Locate every line in the material below that has the word "title". Copy each of those lines.

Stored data
───
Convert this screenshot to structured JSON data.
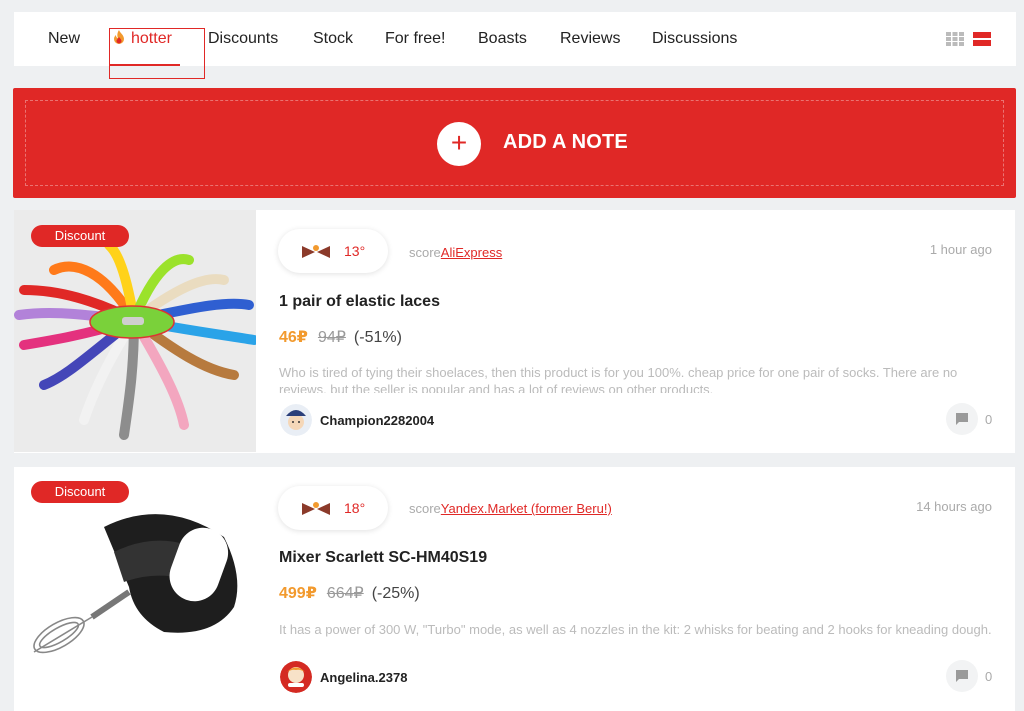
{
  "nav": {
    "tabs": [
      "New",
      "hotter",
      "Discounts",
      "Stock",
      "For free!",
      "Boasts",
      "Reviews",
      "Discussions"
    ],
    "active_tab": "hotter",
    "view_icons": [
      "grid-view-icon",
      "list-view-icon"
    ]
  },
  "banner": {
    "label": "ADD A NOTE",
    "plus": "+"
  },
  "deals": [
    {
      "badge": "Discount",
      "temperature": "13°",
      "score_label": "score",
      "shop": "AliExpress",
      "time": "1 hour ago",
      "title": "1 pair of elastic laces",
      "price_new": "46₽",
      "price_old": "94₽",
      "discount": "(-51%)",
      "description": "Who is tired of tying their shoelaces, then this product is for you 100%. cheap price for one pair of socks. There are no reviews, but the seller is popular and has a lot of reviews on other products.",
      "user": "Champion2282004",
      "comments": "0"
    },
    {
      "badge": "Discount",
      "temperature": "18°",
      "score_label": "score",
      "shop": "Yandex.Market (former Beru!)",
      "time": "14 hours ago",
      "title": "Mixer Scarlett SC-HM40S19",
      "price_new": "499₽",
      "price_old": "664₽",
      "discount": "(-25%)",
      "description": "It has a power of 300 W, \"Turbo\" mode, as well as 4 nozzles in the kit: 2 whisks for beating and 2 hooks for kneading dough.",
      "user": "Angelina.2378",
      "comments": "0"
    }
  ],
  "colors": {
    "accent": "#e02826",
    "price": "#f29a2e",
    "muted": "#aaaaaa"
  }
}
───
EXPECTED OUTPUT:
      "title": "1 pair of elastic laces",
      "title": "Mixer Scarlett SC-HM40S19",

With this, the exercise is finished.